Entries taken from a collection
======

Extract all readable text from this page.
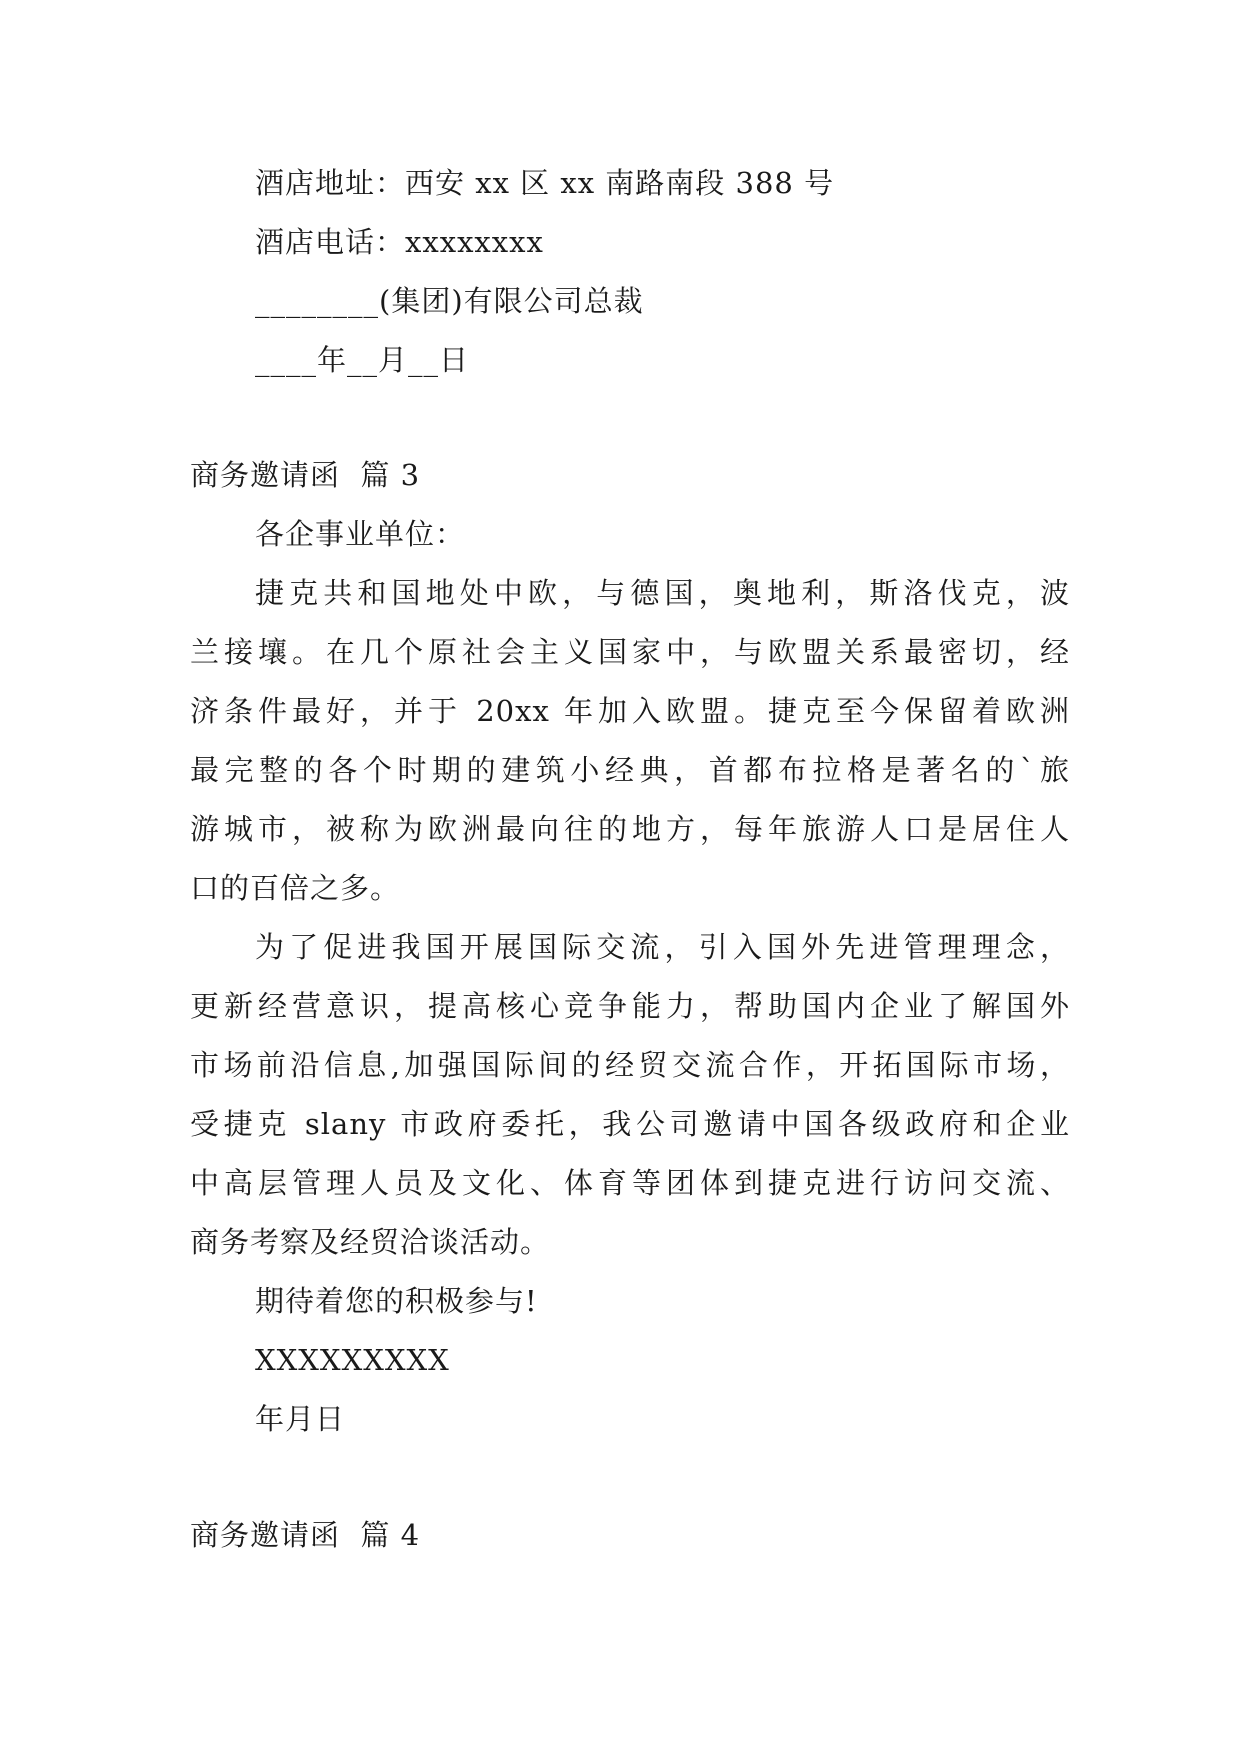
酒店地址：西安 xx 区 xx 南路南段 388 号
酒店电话：xxxxxxxx
________(集团)有限公司总裁
____年__月__日
商务邀请函  篇 3
各企事业单位：
捷克共和国地处中欧，与德国，奥地利，斯洛伐克，波
兰接壤。在几个原社会主义国家中，与欧盟关系最密切，经
济条件最好，并于 20xx 年加入欧盟。捷克至今保留着欧洲
最完整的各个时期的建筑小经典，首都布拉格是著名的`旅
游城市，被称为欧洲最向往的地方，每年旅游人口是居住人
口的百倍之多。
为了促进我国开展国际交流，引入国外先进管理理念，
更新经营意识，提高核心竞争能力，帮助国内企业了解国外
市场前沿信息,加强国际间的经贸交流合作，开拓国际市场，
受捷克 slany 市政府委托，我公司邀请中国各级政府和企业
中高层管理人员及文化、体育等团体到捷克进行访问交流、
商务考察及经贸洽谈活动。
期待着您的积极参与!
XXXXXXXXX
年月日
商务邀请函  篇 4
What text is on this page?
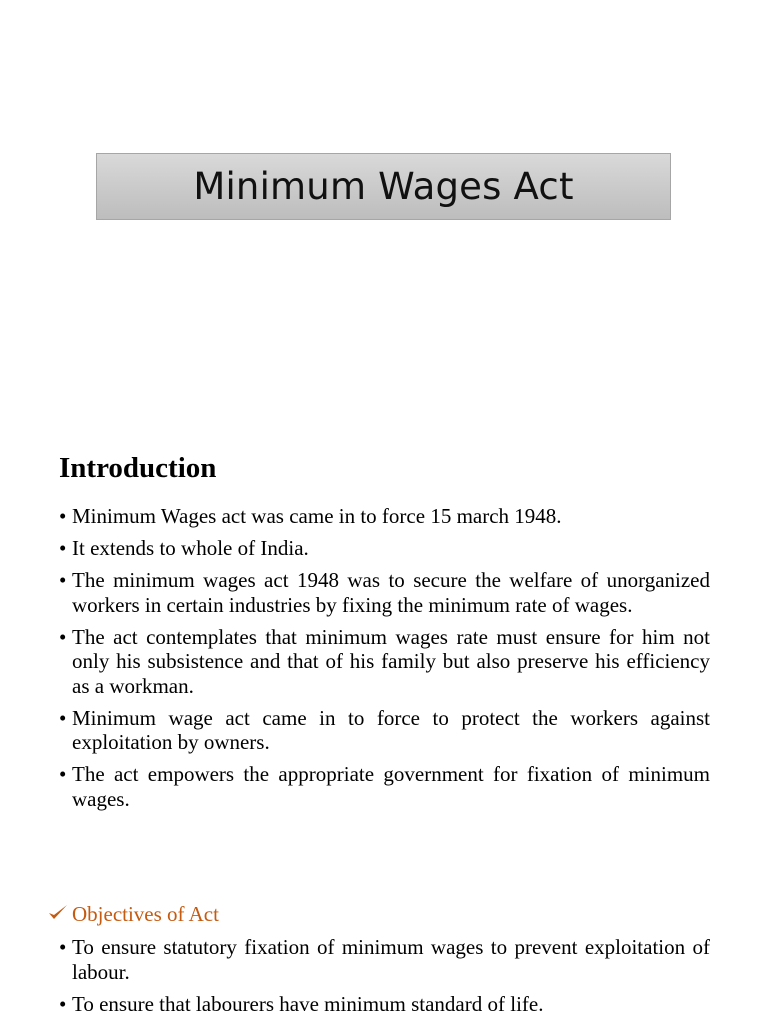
Minimum Wages Act
Introduction
• Minimum Wages act was came in to force 15 march 1948.
• It extends to whole of India.
• The minimum wages act 1948 was to secure the welfare of unorganized workers in certain industries by fixing the minimum rate of wages.
• The act contemplates that minimum wages rate must ensure for him not only his subsistence and that of his family but also preserve his efficiency as a workman.
• Minimum wage act came in to force to protect the workers against exploitation by owners.
• The act empowers the appropriate government for fixation of minimum wages.
Objectives of Act
• To ensure statutory fixation of minimum wages to prevent exploitation of labour.
• To ensure that labourers have minimum standard of life.
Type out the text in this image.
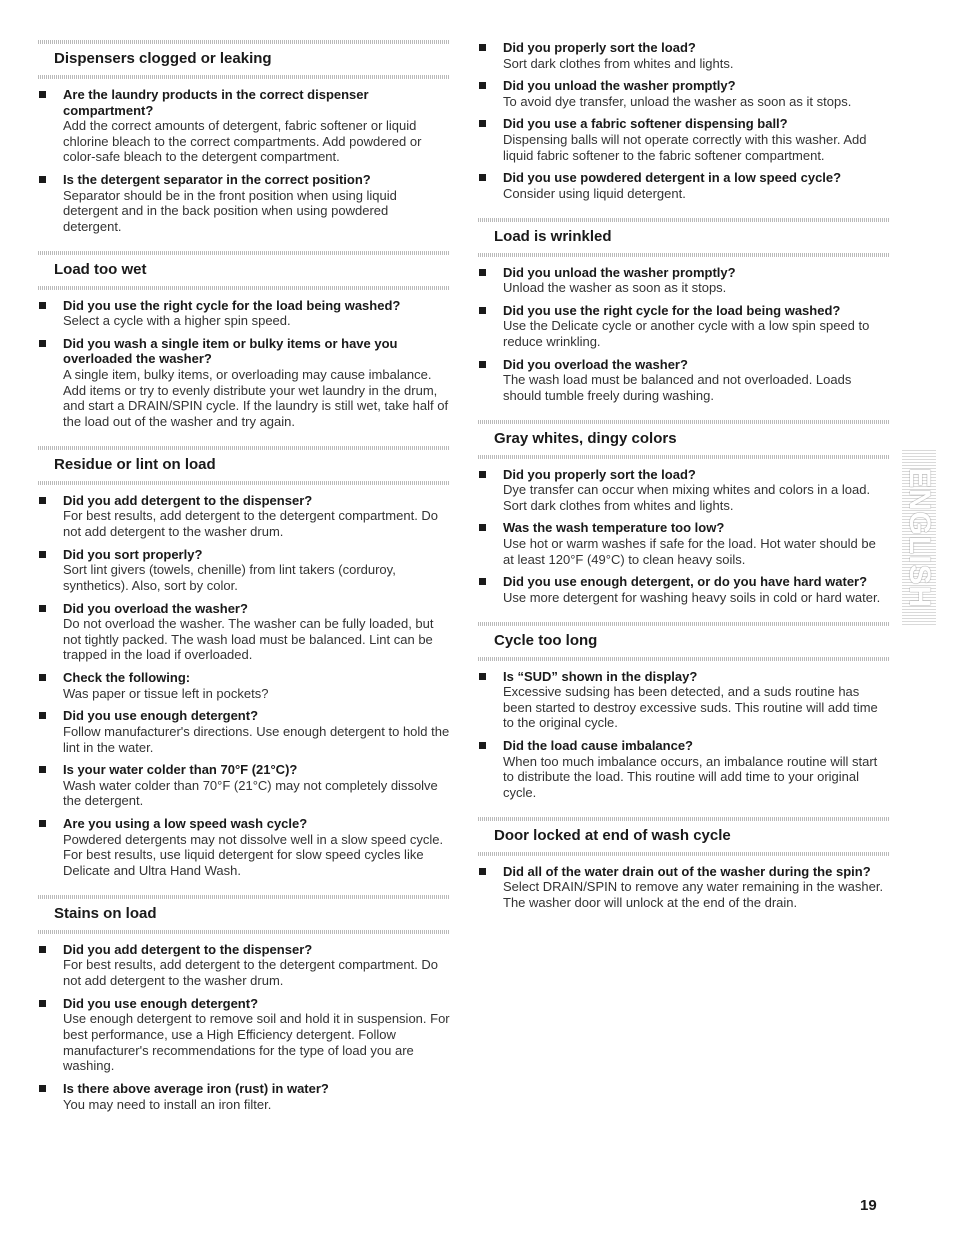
Dispensers clogged or leaking
Are the laundry products in the correct dispenser compartment?
Add the correct amounts of detergent, fabric softener or liquid chlorine bleach to the correct compartments. Add powdered or color-safe bleach to the detergent compartment.
Is the detergent separator in the correct position?
Separator should be in the front position when using liquid detergent and in the back position when using powdered detergent.
Load too wet
Did you use the right cycle for the load being washed?
Select a cycle with a higher spin speed.
Did you wash a single item or bulky items or have you overloaded the washer?
A single item, bulky items, or overloading may cause imbalance. Add items or try to evenly distribute your wet laundry in the drum, and start a DRAIN/SPIN cycle. If the laundry is still wet, take half of the load out of the washer and try again.
Residue or lint on load
Did you add detergent to the dispenser?
For best results, add detergent to the detergent compartment. Do not add detergent to the washer drum.
Did you sort properly?
Sort lint givers (towels, chenille) from lint takers (corduroy, synthetics). Also, sort by color.
Did you overload the washer?
Do not overload the washer. The washer can be fully loaded, but not tightly packed. The wash load must be balanced. Lint can be trapped in the load if overloaded.
Check the following:
Was paper or tissue left in pockets?
Did you use enough detergent?
Follow manufacturer's directions. Use enough detergent to hold the lint in the water.
Is your water colder than 70°F (21°C)?
Wash water colder than 70°F (21°C) may not completely dissolve the detergent.
Are you using a low speed wash cycle?
Powdered detergents may not dissolve well in a slow speed cycle. For best results, use liquid detergent for slow speed cycles like Delicate and Ultra Hand Wash.
Stains on load
Did you add detergent to the dispenser?
For best results, add detergent to the detergent compartment. Do not add detergent to the washer drum.
Did you use enough detergent?
Use enough detergent to remove soil and hold it in suspension. For best performance, use a High Efficiency detergent. Follow manufacturer's recommendations for the type of load you are washing.
Is there above average iron (rust) in water?
You may need to install an iron filter.
Did you properly sort the load?
Sort dark clothes from whites and lights.
Did you unload the washer promptly?
To avoid dye transfer, unload the washer as soon as it stops.
Did you use a fabric softener dispensing ball?
Dispensing balls will not operate correctly with this washer. Add liquid fabric softener to the fabric softener compartment.
Did you use powdered detergent in a low speed cycle?
Consider using liquid detergent.
Load is wrinkled
Did you unload the washer promptly?
Unload the washer as soon as it stops.
Did you use the right cycle for the load being washed?
Use the Delicate cycle or another cycle with a low spin speed to reduce wrinkling.
Did you overload the washer?
The wash load must be balanced and not overloaded. Loads should tumble freely during washing.
Gray whites, dingy colors
Did you properly sort the load?
Dye transfer can occur when mixing whites and colors in a load. Sort dark clothes from whites and lights.
Was the wash temperature too low?
Use hot or warm washes if safe for the load. Hot water should be at least 120°F (49°C) to clean heavy soils.
Did you use enough detergent, or do you have hard water?
Use more detergent for washing heavy soils in cold or hard water.
Cycle too long
Is “SUD” shown in the display?
Excessive sudsing has been detected, and a suds routine has been started to destroy excessive suds. This routine will add time to the original cycle.
Did the load cause imbalance?
When too much imbalance occurs, an imbalance routine will start to distribute the load. This routine will add time to your original cycle.
Door locked at end of wash cycle
Did all of the water drain out of the washer during the spin?
Select DRAIN/SPIN to remove any water remaining in the washer. The washer door will unlock at the end of the drain.
ENGLISH
19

======

* Challenge: Pictures appear in the records above. Output everything except them, exactly.

* Result below:
Extract all readable text from this page.
酒店地址：西安 xx 区 xx 南路南段 388 号
酒店电话：xxxxxxxx
________(集团)有限公司总裁
____年__月__日
商务邀请函  篇 3
各企事业单位：
捷克共和国地处中欧，与德国，奥地利，斯洛伐克，波
兰接壤。在几个原社会主义国家中，与欧盟关系最密切，经
济条件最好，并于 20xx 年加入欧盟。捷克至今保留着欧洲
最完整的各个时期的建筑小经典，首都布拉格是著名的`旅
游城市，被称为欧洲最向往的地方，每年旅游人口是居住人
口的百倍之多。
为了促进我国开展国际交流，引入国外先进管理理念，
更新经营意识，提高核心竞争能力，帮助国内企业了解国外
市场前沿信息,加强国际间的经贸交流合作，开拓国际市场，
受捷克 slany 市政府委托，我公司邀请中国各级政府和企业
中高层管理人员及文化、体育等团体到捷克进行访问交流、
商务考察及经贸洽谈活动。
期待着您的积极参与!
XXXXXXXXX
年月日
商务邀请函  篇 4
What text is on this page?
Minimum Wages Act
Introduction
• Minimum Wages act was came in to force 15 march 1948.
• It extends to whole of India.
• The minimum wages act 1948 was to secure the welfare of unorganized workers in certain industries by fixing the minimum rate of wages.
• The act contemplates that minimum wages rate must ensure for him not only his subsistence and that of his family but also preserve his efficiency as a workman.
• Minimum wage act came in to force to protect the workers against exploitation by owners.
• The act empowers the appropriate government for fixation of minimum wages.
Objectives of Act
• To ensure statutory fixation of minimum wages to prevent exploitation of labour.
• To ensure that labourers have minimum standard of life.
Type out the text in this image.
Dispensers clogged or leaking
Are the laundry products in the correct dispenser compartment?
Add the correct amounts of detergent, fabric softener or liquid chlorine bleach to the correct compartments. Add powdered or color-safe bleach to the detergent compartment.
Is the detergent separator in the correct position?
Separator should be in the front position when using liquid detergent and in the back position when using powdered detergent.
Load too wet
Did you use the right cycle for the load being washed?
Select a cycle with a higher spin speed.
Did you wash a single item or bulky items or have you overloaded the washer?
A single item, bulky items, or overloading may cause imbalance. Add items or try to evenly distribute your wet laundry in the drum, and start a DRAIN/SPIN cycle. If the laundry is still wet, take half of the load out of the washer and try again.
Residue or lint on load
Did you add detergent to the dispenser?
For best results, add detergent to the detergent compartment. Do not add detergent to the washer drum.
Did you sort properly?
Sort lint givers (towels, chenille) from lint takers (corduroy, synthetics). Also, sort by color.
Did you overload the washer?
Do not overload the washer. The washer can be fully loaded, but not tightly packed. The wash load must be balanced. Lint can be trapped in the load if overloaded.
Check the following:
Was paper or tissue left in pockets?
Did you use enough detergent?
Follow manufacturer's directions. Use enough detergent to hold the lint in the water.
Is your water colder than 70°F (21°C)?
Wash water colder than 70°F (21°C) may not completely dissolve the detergent.
Are you using a low speed wash cycle?
Powdered detergents may not dissolve well in a slow speed cycle. For best results, use liquid detergent for slow speed cycles like Delicate and Ultra Hand Wash.
Stains on load
Did you add detergent to the dispenser?
For best results, add detergent to the detergent compartment. Do not add detergent to the washer drum.
Did you use enough detergent?
Use enough detergent to remove soil and hold it in suspension. For best performance, use a High Efficiency detergent. Follow manufacturer's recommendations for the type of load you are washing.
Is there above average iron (rust) in water?
You may need to install an iron filter.
Did you properly sort the load?
Sort dark clothes from whites and lights.
Did you unload the washer promptly?
To avoid dye transfer, unload the washer as soon as it stops.
Did you use a fabric softener dispensing ball?
Dispensing balls will not operate correctly with this washer. Add liquid fabric softener to the fabric softener compartment.
Did you use powdered detergent in a low speed cycle?
Consider using liquid detergent.
Load is wrinkled
Did you unload the washer promptly?
Unload the washer as soon as it stops.
Did you use the right cycle for the load being washed?
Use the Delicate cycle or another cycle with a low spin speed to reduce wrinkling.
Did you overload the washer?
The wash load must be balanced and not overloaded. Loads should tumble freely during washing.
Gray whites, dingy colors
Did you properly sort the load?
Dye transfer can occur when mixing whites and colors in a load. Sort dark clothes from whites and lights.
Was the wash temperature too low?
Use hot or warm washes if safe for the load. Hot water should be at least 120°F (49°C) to clean heavy soils.
Did you use enough detergent, or do you have hard water?
Use more detergent for washing heavy soils in cold or hard water.
Cycle too long
Is “SUD” shown in the display?
Excessive sudsing has been detected, and a suds routine has been started to destroy excessive suds. This routine will add time to the original cycle.
Did the load cause imbalance?
When too much imbalance occurs, an imbalance routine will start to distribute the load. This routine will add time to your original cycle.
Door locked at end of wash cycle
Did all of the water drain out of the washer during the spin?
Select DRAIN/SPIN to remove any water remaining in the washer. The washer door will unlock at the end of the drain.
ENGLISH
19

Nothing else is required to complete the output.